• Records to use:
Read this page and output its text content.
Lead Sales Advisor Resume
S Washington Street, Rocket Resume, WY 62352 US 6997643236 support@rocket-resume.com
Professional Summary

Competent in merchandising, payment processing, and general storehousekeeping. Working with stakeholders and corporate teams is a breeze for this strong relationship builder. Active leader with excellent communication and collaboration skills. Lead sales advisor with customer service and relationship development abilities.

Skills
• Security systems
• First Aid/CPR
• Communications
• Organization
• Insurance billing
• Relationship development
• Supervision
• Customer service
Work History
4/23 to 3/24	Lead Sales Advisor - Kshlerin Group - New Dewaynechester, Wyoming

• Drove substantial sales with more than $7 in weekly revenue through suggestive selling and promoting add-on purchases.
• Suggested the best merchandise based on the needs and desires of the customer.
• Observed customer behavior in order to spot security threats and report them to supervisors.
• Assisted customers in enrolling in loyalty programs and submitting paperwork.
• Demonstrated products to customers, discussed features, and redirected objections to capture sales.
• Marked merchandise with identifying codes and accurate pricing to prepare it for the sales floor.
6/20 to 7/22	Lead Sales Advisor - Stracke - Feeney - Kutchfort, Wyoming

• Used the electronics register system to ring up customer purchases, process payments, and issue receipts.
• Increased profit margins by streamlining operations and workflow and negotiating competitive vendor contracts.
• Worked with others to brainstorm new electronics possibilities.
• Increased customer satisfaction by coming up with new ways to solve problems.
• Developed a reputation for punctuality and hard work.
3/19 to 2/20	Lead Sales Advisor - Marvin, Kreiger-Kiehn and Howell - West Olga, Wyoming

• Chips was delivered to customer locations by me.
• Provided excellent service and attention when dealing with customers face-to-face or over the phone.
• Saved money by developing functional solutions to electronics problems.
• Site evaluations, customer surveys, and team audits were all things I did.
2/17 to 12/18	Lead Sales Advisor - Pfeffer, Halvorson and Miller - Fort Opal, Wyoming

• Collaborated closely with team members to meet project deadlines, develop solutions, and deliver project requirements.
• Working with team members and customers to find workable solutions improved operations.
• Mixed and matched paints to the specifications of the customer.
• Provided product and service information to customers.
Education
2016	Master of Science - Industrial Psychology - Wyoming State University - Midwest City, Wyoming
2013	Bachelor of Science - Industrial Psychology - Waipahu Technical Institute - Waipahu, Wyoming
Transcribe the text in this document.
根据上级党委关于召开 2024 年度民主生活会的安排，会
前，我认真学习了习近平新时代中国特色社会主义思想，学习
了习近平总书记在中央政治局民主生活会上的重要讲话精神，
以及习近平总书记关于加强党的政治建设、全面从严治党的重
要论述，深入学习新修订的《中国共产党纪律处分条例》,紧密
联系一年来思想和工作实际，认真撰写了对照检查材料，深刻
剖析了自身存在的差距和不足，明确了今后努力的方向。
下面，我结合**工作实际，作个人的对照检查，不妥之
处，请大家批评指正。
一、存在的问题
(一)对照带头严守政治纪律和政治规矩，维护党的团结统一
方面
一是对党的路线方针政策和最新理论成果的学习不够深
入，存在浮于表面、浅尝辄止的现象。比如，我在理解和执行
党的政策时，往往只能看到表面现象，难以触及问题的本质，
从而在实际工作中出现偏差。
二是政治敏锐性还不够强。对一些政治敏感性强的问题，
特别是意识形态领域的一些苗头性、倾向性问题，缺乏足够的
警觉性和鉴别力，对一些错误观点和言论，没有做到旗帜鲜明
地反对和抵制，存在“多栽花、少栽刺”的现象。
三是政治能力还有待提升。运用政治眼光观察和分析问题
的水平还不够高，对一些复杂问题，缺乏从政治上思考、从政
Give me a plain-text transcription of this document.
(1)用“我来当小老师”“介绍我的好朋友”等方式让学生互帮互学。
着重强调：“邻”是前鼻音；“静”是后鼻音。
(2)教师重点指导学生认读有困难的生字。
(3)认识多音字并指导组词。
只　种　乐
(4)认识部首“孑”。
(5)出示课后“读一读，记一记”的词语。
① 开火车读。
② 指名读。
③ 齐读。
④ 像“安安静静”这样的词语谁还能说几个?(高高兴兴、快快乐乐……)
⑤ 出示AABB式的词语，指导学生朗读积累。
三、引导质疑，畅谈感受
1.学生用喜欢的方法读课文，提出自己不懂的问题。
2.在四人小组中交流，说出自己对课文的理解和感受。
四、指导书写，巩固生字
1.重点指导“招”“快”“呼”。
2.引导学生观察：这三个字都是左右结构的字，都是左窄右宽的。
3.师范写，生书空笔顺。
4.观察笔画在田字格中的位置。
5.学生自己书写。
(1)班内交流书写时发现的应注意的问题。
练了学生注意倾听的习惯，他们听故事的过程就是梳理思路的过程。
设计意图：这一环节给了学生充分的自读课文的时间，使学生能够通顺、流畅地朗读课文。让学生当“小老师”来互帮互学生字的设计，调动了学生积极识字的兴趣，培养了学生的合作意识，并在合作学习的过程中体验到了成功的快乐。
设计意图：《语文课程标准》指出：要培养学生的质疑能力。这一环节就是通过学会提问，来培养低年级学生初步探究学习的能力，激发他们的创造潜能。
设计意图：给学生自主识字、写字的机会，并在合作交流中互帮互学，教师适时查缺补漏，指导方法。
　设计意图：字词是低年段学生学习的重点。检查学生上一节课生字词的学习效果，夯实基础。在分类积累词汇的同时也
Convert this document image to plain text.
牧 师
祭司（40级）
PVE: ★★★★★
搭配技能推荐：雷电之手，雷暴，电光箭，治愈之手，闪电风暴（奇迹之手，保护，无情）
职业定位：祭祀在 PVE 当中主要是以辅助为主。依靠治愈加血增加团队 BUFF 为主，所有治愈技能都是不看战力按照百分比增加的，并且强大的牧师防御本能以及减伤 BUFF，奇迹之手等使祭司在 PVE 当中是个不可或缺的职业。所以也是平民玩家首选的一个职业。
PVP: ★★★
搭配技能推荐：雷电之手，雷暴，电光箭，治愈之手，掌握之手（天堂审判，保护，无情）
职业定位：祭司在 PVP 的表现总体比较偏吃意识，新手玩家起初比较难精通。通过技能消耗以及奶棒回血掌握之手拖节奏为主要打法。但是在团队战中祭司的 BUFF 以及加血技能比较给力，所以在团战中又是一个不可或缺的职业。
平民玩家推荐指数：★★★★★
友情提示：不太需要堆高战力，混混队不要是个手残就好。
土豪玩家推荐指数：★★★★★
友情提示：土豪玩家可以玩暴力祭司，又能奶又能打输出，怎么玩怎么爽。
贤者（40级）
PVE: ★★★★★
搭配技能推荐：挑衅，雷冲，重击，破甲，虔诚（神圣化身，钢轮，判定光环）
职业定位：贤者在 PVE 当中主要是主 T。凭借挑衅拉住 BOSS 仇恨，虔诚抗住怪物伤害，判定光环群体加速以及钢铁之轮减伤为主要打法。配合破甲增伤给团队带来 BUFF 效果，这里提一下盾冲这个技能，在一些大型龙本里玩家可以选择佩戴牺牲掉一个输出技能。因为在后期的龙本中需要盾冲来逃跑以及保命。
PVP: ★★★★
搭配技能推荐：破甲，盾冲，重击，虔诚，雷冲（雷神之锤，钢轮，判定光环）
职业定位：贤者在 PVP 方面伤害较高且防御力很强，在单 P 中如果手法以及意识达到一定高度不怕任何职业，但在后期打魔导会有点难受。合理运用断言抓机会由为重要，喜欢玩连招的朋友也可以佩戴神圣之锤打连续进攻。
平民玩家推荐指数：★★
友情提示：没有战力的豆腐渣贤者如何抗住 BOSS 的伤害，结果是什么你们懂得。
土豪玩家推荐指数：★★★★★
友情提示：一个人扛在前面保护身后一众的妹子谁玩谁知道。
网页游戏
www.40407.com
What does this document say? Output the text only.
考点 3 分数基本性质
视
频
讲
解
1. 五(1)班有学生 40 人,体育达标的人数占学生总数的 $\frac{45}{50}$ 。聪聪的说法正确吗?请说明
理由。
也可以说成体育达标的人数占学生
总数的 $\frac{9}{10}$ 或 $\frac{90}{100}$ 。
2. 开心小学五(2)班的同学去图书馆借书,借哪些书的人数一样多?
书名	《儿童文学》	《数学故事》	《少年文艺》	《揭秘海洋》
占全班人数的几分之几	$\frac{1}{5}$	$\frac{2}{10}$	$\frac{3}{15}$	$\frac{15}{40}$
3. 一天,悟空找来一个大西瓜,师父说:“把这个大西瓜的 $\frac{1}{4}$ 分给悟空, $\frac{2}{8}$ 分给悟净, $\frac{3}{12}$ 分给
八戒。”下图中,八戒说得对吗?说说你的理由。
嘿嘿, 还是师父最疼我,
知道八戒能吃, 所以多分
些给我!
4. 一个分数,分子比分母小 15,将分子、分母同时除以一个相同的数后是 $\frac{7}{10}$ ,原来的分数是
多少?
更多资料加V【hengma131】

• Instruction:
Select and copy every line from the records that includes the word "merchandise".

• Result of this exercise:
• Suggested the best merchandise based on the needs and desires of the customer.
• Marked merchandise with identifying codes and accurate pricing to prepare it for the sales floor.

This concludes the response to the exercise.